Job - Look through the data for the string "efficiency". Copy every line where it is found.

## BEGIN Stored rows

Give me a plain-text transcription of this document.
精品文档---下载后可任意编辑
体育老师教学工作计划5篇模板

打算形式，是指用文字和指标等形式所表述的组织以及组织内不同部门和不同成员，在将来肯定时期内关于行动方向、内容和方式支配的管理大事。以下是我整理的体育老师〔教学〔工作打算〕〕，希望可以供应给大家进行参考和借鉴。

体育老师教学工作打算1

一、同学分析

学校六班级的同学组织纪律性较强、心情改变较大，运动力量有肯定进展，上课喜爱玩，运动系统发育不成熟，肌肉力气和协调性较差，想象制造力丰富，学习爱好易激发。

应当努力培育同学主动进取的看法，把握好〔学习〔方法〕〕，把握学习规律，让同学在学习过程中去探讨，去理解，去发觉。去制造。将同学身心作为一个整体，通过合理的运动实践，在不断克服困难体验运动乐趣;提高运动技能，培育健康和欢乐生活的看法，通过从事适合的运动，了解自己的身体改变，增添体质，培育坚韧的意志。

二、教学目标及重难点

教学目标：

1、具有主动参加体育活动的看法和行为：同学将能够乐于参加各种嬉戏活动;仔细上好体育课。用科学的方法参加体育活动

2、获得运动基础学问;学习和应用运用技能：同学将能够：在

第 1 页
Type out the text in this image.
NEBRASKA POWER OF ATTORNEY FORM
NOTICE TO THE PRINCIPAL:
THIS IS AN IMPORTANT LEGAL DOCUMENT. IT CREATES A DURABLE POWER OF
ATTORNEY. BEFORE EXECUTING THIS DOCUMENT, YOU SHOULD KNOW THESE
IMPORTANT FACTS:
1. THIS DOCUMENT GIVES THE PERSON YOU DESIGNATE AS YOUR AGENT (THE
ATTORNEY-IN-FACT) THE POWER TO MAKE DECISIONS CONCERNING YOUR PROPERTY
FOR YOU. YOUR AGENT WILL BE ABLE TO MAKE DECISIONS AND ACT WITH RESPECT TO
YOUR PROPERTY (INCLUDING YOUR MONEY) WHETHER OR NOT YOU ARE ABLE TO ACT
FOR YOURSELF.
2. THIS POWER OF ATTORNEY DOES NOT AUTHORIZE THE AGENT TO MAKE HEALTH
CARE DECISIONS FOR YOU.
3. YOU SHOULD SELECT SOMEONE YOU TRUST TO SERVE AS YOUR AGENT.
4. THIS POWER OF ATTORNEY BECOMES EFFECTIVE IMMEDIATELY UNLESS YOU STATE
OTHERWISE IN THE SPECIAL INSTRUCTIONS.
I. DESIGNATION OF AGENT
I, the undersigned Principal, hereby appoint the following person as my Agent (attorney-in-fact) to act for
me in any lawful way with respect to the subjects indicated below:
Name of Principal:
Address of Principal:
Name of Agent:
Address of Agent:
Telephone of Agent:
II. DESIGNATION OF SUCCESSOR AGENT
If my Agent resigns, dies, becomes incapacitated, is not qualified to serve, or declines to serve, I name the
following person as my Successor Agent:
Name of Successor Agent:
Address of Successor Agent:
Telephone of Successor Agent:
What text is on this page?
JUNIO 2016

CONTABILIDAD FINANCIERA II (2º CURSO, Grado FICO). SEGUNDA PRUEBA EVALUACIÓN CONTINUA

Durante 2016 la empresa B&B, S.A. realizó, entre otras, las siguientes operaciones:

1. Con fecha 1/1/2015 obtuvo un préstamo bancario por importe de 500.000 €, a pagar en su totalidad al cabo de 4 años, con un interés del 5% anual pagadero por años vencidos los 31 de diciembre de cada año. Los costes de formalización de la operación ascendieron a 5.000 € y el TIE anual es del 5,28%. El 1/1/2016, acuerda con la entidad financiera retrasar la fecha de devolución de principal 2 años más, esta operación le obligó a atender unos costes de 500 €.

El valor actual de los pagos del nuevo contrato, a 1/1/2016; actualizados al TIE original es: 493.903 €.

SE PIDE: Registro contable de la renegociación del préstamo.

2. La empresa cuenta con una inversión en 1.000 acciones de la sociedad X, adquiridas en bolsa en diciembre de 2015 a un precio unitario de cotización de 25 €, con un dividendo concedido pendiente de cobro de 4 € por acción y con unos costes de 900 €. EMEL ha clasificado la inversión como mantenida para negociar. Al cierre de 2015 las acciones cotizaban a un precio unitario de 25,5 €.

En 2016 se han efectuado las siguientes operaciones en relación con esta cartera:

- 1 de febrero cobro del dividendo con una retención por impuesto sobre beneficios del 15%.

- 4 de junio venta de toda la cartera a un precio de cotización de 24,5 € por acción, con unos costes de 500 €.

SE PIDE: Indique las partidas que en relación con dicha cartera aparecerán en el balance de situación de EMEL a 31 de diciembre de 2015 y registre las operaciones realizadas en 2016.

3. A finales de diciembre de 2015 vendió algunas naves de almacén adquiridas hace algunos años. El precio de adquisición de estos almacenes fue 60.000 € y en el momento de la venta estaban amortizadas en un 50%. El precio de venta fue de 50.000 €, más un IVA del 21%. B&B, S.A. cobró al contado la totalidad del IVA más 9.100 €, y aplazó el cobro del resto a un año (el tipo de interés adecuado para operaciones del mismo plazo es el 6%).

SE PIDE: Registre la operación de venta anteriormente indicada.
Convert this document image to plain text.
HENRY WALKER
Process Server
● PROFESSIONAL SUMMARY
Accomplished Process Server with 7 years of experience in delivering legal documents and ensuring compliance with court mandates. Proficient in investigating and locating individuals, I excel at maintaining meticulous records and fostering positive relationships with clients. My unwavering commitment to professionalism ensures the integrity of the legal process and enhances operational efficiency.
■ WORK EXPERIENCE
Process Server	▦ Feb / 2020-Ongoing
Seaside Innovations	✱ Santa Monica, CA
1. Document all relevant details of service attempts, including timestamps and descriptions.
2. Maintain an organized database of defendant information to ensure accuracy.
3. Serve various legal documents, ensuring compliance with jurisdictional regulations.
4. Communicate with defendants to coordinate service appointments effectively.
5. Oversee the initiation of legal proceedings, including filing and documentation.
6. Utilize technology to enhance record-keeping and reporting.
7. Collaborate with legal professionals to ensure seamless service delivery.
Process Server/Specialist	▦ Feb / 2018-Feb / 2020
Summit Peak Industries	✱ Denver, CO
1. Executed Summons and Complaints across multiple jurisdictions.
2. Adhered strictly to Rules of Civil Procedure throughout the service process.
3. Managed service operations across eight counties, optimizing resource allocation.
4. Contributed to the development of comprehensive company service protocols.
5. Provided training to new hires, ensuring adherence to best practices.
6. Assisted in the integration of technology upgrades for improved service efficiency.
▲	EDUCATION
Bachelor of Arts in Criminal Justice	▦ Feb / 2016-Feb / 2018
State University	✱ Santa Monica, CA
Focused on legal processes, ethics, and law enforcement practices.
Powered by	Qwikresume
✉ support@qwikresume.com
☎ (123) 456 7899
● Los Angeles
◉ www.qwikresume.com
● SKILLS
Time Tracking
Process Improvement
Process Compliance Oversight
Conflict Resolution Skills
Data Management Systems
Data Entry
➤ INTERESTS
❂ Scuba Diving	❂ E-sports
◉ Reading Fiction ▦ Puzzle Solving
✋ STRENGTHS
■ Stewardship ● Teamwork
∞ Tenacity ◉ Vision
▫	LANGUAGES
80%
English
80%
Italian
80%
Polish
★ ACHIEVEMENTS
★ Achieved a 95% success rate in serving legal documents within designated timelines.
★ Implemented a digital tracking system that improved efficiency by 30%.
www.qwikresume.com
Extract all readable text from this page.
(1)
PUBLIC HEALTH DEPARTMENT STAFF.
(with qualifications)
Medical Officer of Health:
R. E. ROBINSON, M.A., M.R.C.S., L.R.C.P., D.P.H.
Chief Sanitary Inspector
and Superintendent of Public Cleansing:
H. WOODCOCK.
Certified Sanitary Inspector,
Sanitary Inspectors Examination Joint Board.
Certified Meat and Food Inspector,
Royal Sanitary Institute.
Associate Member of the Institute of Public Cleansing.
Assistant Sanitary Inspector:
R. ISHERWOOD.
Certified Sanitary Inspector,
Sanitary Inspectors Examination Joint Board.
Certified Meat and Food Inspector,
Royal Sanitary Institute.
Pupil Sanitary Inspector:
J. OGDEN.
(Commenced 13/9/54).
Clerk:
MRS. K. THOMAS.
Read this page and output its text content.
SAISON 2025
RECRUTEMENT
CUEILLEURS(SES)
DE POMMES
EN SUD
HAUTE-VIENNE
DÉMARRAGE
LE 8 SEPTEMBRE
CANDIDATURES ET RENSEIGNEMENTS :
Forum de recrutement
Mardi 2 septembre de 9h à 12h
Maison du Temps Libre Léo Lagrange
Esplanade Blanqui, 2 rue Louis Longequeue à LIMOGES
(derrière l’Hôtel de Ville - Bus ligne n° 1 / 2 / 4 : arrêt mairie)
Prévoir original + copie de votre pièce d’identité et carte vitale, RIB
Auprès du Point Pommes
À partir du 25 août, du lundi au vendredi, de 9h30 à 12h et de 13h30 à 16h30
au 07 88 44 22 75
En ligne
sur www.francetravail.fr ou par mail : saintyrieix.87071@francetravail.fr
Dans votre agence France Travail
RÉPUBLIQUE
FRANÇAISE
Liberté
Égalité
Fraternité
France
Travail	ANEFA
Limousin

## END Stored rows

Answer for the task -
Accomplished Process Server with 7 years of experience in delivering legal documents and ensuring compliance with court mandates. Proficient in investigating and locating individuals, I excel at maintaining meticulous records and fostering positive relationships with clients. My unwavering commitment to professionalism ensures the integrity of the legal process and enhances operational efficiency.
6. Assisted in the integration of technology upgrades for improved service efficiency.
★ Implemented a digital tracking system that improved efficiency by 30%.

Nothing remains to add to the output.